[Records from a dataset]
○ ○ ○ ○

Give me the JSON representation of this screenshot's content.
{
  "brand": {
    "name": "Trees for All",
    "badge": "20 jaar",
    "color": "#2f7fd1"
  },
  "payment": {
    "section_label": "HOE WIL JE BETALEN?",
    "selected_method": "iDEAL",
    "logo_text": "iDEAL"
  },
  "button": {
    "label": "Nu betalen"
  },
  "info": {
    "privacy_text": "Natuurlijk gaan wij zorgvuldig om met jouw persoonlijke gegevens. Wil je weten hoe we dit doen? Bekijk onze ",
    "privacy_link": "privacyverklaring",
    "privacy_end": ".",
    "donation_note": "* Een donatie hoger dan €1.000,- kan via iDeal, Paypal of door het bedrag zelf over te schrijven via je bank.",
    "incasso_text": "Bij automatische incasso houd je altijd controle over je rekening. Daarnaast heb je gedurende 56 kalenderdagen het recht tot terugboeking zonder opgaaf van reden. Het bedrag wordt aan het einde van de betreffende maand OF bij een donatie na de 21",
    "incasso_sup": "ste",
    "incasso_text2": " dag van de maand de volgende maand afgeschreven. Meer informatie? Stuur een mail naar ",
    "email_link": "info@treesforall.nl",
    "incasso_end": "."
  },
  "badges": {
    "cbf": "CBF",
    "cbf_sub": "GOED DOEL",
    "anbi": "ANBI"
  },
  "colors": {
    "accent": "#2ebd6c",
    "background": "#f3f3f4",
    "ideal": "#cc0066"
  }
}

○ ○ ○ ○

**Given exercise**.
Please output the entire listing exactly as it stands.

**Answer to the problem**.
Give me the JSON representation of this screenshot's content.
{
  "brand": {
    "name": "Trees for All",
    "badge": "20 jaar",
    "color": "#2f7fd1"
  },
  "payment": {
    "section_label": "HOE WIL JE BETALEN?",
    "selected_method": "iDEAL",
    "logo_text": "iDEAL"
  },
  "button": {
    "label": "Nu betalen"
  },
  "info": {
    "privacy_text": "Natuurlijk gaan wij zorgvuldig om met jouw persoonlijke gegevens. Wil je weten hoe we dit doen? Bekijk onze ",
    "privacy_link": "privacyverklaring",
    "privacy_end": ".",
    "donation_note": "* Een donatie hoger dan €1.000,- kan via iDeal, Paypal of door het bedrag zelf over te schrijven via je bank.",
    "incasso_text": "Bij automatische incasso houd je altijd controle over je rekening. Daarnaast heb je gedurende 56 kalenderdagen het recht tot terugboeking zonder opgaaf van reden. Het bedrag wordt aan het einde van de betreffende maand OF bij een donatie na de 21",
    "incasso_sup": "ste",
    "incasso_text2": " dag van de maand de volgende maand afgeschreven. Meer informatie? Stuur een mail naar ",
    "email_link": "info@treesforall.nl",
    "incasso_end": "."
  },
  "badges": {
    "cbf": "CBF",
    "cbf_sub": "GOED DOEL",
    "anbi": "ANBI"
  },
  "colors": {
    "accent": "#2ebd6c",
    "background": "#f3f3f4",
    "ideal": "#cc0066"
  }
}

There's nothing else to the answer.